Copy all lines holding the word "produce" from the entries.

═══ Records shown ═══

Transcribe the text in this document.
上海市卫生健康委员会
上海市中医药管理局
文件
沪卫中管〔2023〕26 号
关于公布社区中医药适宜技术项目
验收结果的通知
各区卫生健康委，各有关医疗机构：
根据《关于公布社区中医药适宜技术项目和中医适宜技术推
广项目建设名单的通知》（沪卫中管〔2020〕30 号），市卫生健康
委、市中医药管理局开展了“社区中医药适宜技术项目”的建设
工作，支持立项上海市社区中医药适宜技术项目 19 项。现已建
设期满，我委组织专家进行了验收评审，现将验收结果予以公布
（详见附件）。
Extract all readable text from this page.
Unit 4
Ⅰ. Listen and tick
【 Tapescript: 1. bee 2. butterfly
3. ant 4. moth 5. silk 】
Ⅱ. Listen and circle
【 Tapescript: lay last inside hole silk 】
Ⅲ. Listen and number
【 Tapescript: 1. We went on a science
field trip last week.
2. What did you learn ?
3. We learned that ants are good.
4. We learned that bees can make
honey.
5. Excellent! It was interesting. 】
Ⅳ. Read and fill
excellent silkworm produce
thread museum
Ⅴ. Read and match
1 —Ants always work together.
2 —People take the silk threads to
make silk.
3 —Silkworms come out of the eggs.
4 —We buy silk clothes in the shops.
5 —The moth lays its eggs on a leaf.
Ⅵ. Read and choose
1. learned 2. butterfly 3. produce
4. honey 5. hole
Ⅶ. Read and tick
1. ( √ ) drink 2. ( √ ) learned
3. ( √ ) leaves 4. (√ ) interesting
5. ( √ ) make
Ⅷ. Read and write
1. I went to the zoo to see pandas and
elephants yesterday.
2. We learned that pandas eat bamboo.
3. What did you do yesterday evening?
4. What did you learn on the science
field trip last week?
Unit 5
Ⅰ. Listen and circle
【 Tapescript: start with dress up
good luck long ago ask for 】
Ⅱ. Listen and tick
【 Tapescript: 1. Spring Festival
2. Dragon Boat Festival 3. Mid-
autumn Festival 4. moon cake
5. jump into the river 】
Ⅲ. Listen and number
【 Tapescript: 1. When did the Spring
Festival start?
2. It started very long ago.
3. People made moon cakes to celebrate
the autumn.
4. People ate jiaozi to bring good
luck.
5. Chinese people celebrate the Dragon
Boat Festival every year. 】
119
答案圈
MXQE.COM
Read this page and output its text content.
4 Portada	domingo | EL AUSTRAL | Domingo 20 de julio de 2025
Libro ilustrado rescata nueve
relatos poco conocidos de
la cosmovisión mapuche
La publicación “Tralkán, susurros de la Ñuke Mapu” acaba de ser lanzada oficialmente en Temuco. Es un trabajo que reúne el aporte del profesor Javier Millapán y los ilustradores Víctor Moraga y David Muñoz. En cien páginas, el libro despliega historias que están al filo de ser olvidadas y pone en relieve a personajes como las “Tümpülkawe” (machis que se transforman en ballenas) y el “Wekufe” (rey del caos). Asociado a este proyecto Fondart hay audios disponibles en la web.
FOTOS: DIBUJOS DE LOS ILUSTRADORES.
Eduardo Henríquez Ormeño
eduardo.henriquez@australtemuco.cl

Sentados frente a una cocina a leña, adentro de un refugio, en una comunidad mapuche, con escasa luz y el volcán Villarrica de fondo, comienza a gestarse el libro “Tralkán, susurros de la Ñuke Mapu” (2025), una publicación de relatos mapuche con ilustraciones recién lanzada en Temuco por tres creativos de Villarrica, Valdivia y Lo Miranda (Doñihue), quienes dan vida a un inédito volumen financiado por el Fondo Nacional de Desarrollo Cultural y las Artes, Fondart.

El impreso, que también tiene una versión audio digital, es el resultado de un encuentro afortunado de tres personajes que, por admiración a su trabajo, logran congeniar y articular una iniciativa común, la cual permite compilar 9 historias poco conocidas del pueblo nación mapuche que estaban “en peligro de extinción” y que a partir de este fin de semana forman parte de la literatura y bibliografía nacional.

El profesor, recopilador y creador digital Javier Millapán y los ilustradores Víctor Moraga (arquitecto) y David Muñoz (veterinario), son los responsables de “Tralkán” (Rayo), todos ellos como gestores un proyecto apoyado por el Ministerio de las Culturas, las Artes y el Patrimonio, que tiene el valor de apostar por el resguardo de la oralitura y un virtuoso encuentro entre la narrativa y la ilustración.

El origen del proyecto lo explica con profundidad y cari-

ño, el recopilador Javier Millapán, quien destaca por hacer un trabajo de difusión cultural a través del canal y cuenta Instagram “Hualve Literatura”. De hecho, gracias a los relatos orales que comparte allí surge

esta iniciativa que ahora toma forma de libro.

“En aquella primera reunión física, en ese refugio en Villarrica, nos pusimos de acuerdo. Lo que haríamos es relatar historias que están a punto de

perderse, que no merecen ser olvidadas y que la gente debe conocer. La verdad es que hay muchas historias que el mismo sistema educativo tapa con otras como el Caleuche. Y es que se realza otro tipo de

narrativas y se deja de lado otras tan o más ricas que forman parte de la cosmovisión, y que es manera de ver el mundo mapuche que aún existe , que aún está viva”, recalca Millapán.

═══

> Written solution
excellent silkworm produce
1. learned 2. butterfly 3. produce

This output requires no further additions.